__Text excerpt__:

....

It's true: British universities are grotesquely biased against Brexit
Chris Heaton-Harris MP is in trouble for asking universities for information about their European Studies courses,in a letter widely interpreted as implying massive anti-Brexit bias. If he had asked me, he could have saved himself the bother. I’ve 40 years’ experience of universities’ love affair with the EU.
Between 1980 and 1990, I was Convenor of the MA in European Studies programme at the LSE. I was also co-chairman of its postgraduate European Studies research seminar and met many academics who specialised in the EU. Were they objective?
Many held titles such as Jean Monnet Professor or Jean Monnet Reader or Jean Monnet Lecturer, which implied that they were wholly or partly funded by Brussels. Most worked on the institutions or policies of the EU or on how the process of integration developed. All took it for granted that European unification was a benevolent aim and that integration brought more peace, prosperity and democracy.
By 1990, I no longer believed this, and founded the Anti-Federalist League in 1991,which became Ukip in 1993. My students became discontented and told me I should no longer teach them European history (I never lectured on the EU). The LSE supported me, but I gave up teaching my course to go on sabbatical.
My colleagues, however, continued to support the EU. It took a long time before they admitted that there was a democratic deficit or that the euro was not working. Today, leading specialists take a more critical view, but they all hate Brexit.
Curiously, so, too, do most academics who are not specialists in the EU. During the referendum, the universities were mobilised as never before behind Government policy and claimed that Brexit would lead to the withdrawal of all EU research funds and that foreign researchers would no longer come to Britain.
There was no evidence for this. All EU Research Infrastructure Consortia are open to non-member states and member states on the same basis, with equal voting rights. The likes of CERN and the European Space Programme have nothing to do with the EU. In any case, the Government has promised to make good any funding that might be lost.

....

__Data rows__:
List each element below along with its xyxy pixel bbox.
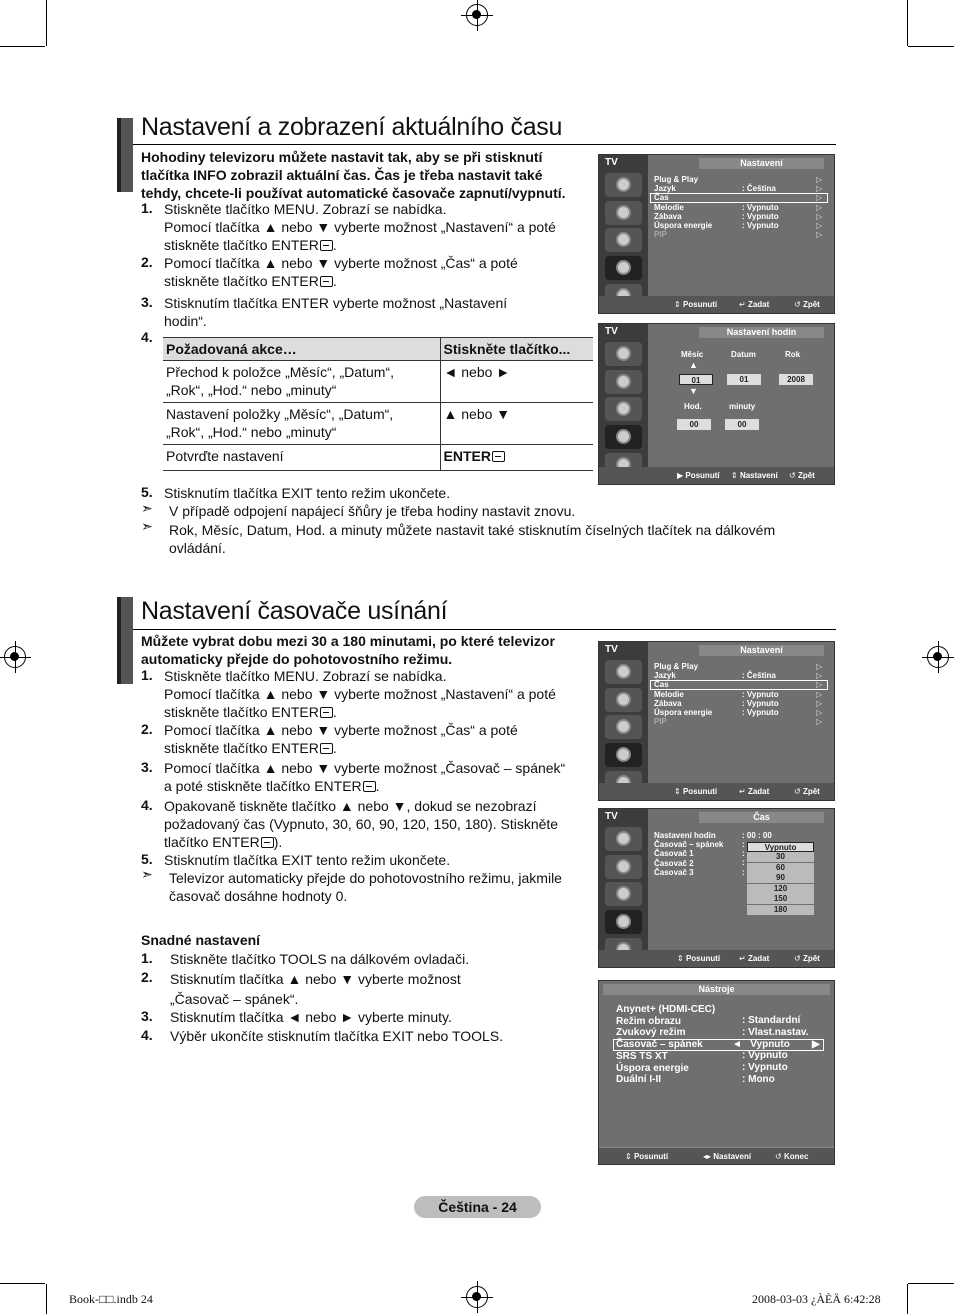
enter-icon [320, 707, 333, 718]
enter-icon [320, 276, 333, 287]
page-number-badge: Čeština - 24 [414, 1196, 541, 1218]
print-footer-right: 2008-03-03 ¿ÀÈÄ 6:42:28 [752, 1292, 881, 1306]
osd-setup-menu: TV Nastavení Plug & Play Jazyk Čas Melodie Zábava Úspora energie PIP : Čeština : Vypnuto : Vypnuto : Vypnuto ▷ ▷ ▷ ▷ ▷ ▷ ▷ ⇕ Posunutí ↵ Zadat ↺ Zpět [598, 154, 835, 314]
heading-rule [133, 629, 836, 630]
note-arrow-icon: ➣ [141, 500, 153, 516]
easy-setup-title: Snadné nastavení [141, 932, 261, 948]
registration-mark-icon [4, 646, 26, 668]
registration-mark-icon [927, 646, 949, 668]
osd-time-menu: TV Čas Nastavení hodin Časovač – spánek Časovač 1 Časovač 2 Časovač 3 : 00 : 00 : : : : Vypnuto 30 60 90 120 150 180 ⇕ Posunutí ↵ Zadat ↺ Zpět [598, 808, 835, 968]
enter-icon [363, 781, 376, 792]
section2-title: Nastavení časovače usínání [141, 597, 448, 625]
osd-setup-menu: TV Nastavení Plug & Play Jazyk Čas Melodie Zábava Úspora energie PIP : Čeština : Vypnuto : Vypnuto : Vypnuto ▷ ▷ ▷ ▷ ▷ ▷ ▷ ⇕ Posunutí ↵ Zadat ↺ Zpět [598, 641, 835, 801]
section1-step5: Stisknutím tlačítka EXIT tento režim ukončete. [164, 485, 451, 501]
heading-bar [117, 118, 133, 192]
section1-step3: Stisknutím tlačítka ENTER vyberte možnost „Nastavení hodin“. [164, 295, 508, 329]
section1-note1: V případě odpojení napájecí šňůry je třeba hodiny nastavit znovu. [169, 503, 576, 519]
enter-icon [320, 240, 333, 251]
enter-icon [261, 837, 274, 848]
heading-rule [133, 144, 836, 145]
enter-icon [492, 451, 505, 462]
osd-tools-menu: Nástroje Anynet+ (HDMI-CEC) Režim obrazu Zvukový režim Časovač – spánek SRS TS XT Úspora energie Duální I-II : Standardní : Vlast.nastav. : Vypnuto : Vypnuto : Mono ◄ Vypnuto ▶ ⇕ Posunutí ◂▸ Nastavení ↺ Konec [598, 980, 835, 1165]
heading-bar [117, 597, 133, 684]
section1-step1: Stiskněte tlačítko MENU. Zobrazí se nabídka. Pomocí tlačítka ▲ nebo ▼ vyberte možnost „Nastavení“ a poté stiskněte tlačítko ENTER . [164, 201, 556, 253]
section1-note2: Rok, Měsíc, Datum, Hod. a minuty můžete nastavit také stisknutím číselných tlačítek na dálkovém ovládání. [169, 522, 776, 556]
note-arrow-icon: ➣ [141, 866, 153, 882]
section1-intro: Hohodiny televizoru můžete nastavit tak, aby se při stisknutí tlačítka INFO zobrazil aktuální čas. Čas je třeba nastavit také tehdy, chcete-li používat automatické časovače zapnutí/vypnutí. [141, 149, 566, 201]
registration-mark-icon [466, 1286, 488, 1308]
osd-clock-set: TV Nastavení hodin Měsíc Datum Rok ▲ 01 01 2008 ▼ Hod. minuty 00 00 ▶ Posunutí ⇕ Nastavení ↺ Zpět [598, 323, 835, 485]
section2-intro: Můžete vybrat dobu mezi 30 a 180 minutami, po které televizor automaticky přejde do pohotovostního režimu. [141, 633, 555, 667]
print-footer-left: Book-□□.indb 24 [69, 1292, 153, 1306]
section1-step2: Pomocí tlačítka ▲ nebo ▼ vyberte možnost „Čas“ a poté stiskněte tlačítko ENTER . [164, 255, 518, 289]
registration-mark-icon [466, 4, 488, 26]
note-arrow-icon: ➣ [141, 518, 153, 534]
enter-icon [320, 743, 333, 754]
action-table: Požadovaná akce… Stiskněte tlačítko... Přechod k položce „Měsíc“, „Datum“, „Rok“, „Hod.“ nebo „minuty“ ◄ nebo ► Nastavení položky „Měsíc“, „Datum“, „Rok“, „Hod.“ nebo „minuty“ ▲ nebo ▼ Potvrďte nastavení ENTER [163, 337, 593, 471]
section1-title: Nastavení a zobrazení aktuálního času [141, 113, 563, 141]
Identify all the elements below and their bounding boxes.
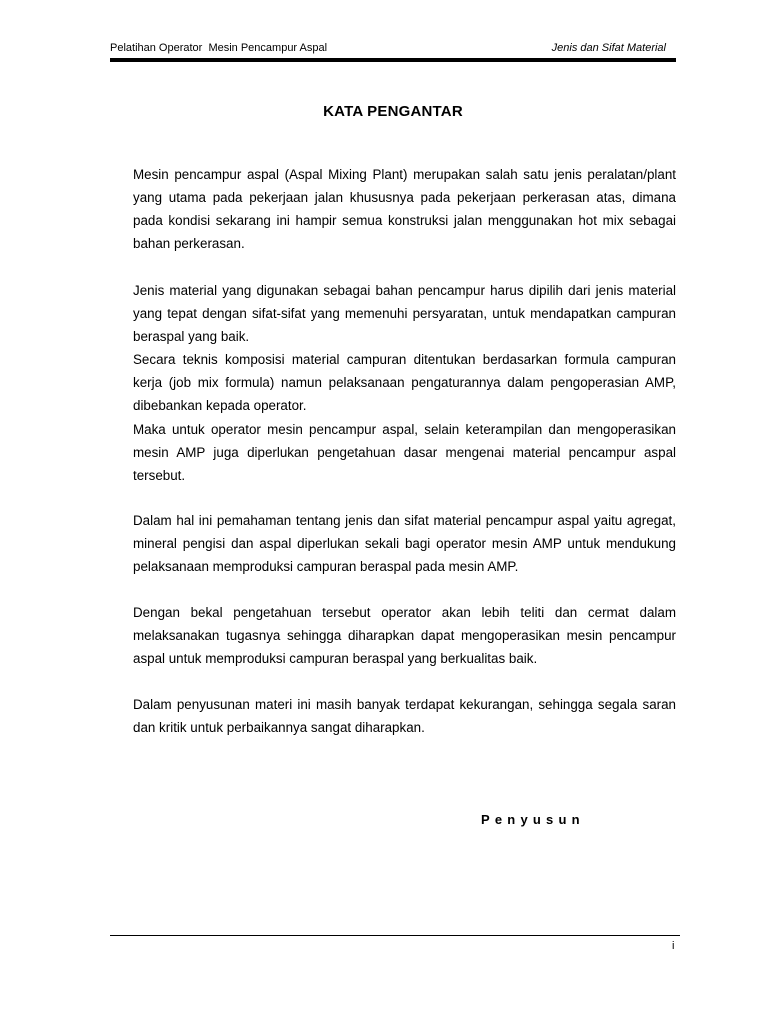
paragraph-shortcomings: Dalam penyusunan materi ini masih banyak terdapat kekurangan, sehingga segala saran dan kritik untuk perbaikannya sangat diharapkan. (133, 697, 676, 735)
header-chapter-title: Jenis dan Sifat Material (551, 42, 666, 54)
paragraph-provision: Dengan bekal pengetahuan tersebut operator akan lebih teliti dan cermat dalam melaksanakan tugasnya sehingga diharapkan dapat mengoperasikan mesin pencampur aspal untuk memproduksi campuran beraspal yang berkualitas baik. (133, 605, 676, 666)
paragraph-intro: Mesin pencampur aspal (Aspal Mixing Plant) merupakan salah satu jenis peralatan/plant yang utama pada pekerjaan jalan khususnya pada pekerjaan perkerasan atas, dimana pada kondisi sekarang ini hampir semua konstruksi jalan menggunakan hot mix sebagai bahan perkerasan. (133, 167, 676, 251)
page-title: KATA PENGANTAR (323, 103, 463, 120)
paragraph-operator-knowledge: Maka untuk operator mesin pencampur aspal, selain keterampilan dan mengoperasikan mesin AMP juga diperlukan pengetahuan dasar mengenai material pencampur aspal tersebut. (133, 422, 676, 483)
header-course-title: Pelatihan Operator Mesin Pencampur Aspal (110, 42, 328, 54)
footer-rule (110, 935, 680, 936)
paragraph-material-selection: Jenis material yang digunakan sebagai bahan pencampur harus dipilih dari jenis material yang tepat dengan sifat-sifat yang memenuhi persyaratan, untuk mendapatkan campuran beraspal yang baik. (133, 283, 676, 344)
page-header (110, 42, 676, 56)
header-rule (110, 58, 676, 62)
page-number: i (672, 940, 675, 952)
paragraph-understanding: Dalam hal ini pemahaman tentang jenis dan sifat material pencampur aspal yaitu agregat, mineral pengisi dan aspal diperlukan sekali bagi operator mesin AMP untuk mendukung pelaksanaan memproduksi campuran beraspal pada mesin AMP. (133, 513, 676, 574)
paragraph-job-mix-formula: Secara teknis komposisi material campuran ditentukan berdasarkan formula campuran kerja (job mix formula) namun pelaksanaan pengaturannya dalam pengoperasian AMP, dibebankan kepada operator. (133, 352, 676, 413)
author-signature: Penyusun (481, 812, 585, 827)
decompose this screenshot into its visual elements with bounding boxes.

....

Reproduce the whole opinion piece on British universities and Brexit, word for word.

It's true: British universities are grotesquely biased against Brexit
Chris Heaton-Harris MP is in trouble for asking universities for information about their European Studies courses,in a letter widely interpreted as implying massive anti-Brexit bias. If he had asked me, he could have saved himself the bother. I’ve 40 years’ experience of universities’ love affair with the EU.
Between 1980 and 1990, I was Convenor of the MA in European Studies programme at the LSE. I was also co-chairman of its postgraduate European Studies research seminar and met many academics who specialised in the EU. Were they objective?
Many held titles such as Jean Monnet Professor or Jean Monnet Reader or Jean Monnet Lecturer, which implied that they were wholly or partly funded by Brussels. Most worked on the institutions or policies of the EU or on how the process of integration developed. All took it for granted that European unification was a benevolent aim and that integration brought more peace, prosperity and democracy.
By 1990, I no longer believed this, and founded the Anti-Federalist League in 1991,which became Ukip in 1993. My students became discontented and told me I should no longer teach them European history (I never lectured on the EU). The LSE supported me, but I gave up teaching my course to go on sabbatical.
My colleagues, however, continued to support the EU. It took a long time before they admitted that there was a democratic deficit or that the euro was not working. Today, leading specialists take a more critical view, but they all hate Brexit.
Curiously, so, too, do most academics who are not specialists in the EU. During the referendum, the universities were mobilised as never before behind Government policy and claimed that Brexit would lead to the withdrawal of all EU research funds and that foreign researchers would no longer come to Britain.
There was no evidence for this. All EU Research Infrastructure Consortia are open to non-member states and member states on the same basis, with equal voting rights. The likes of CERN and the European Space Programme have nothing to do with the EU. In any case, the Government has promised to make good any funding that might be lost.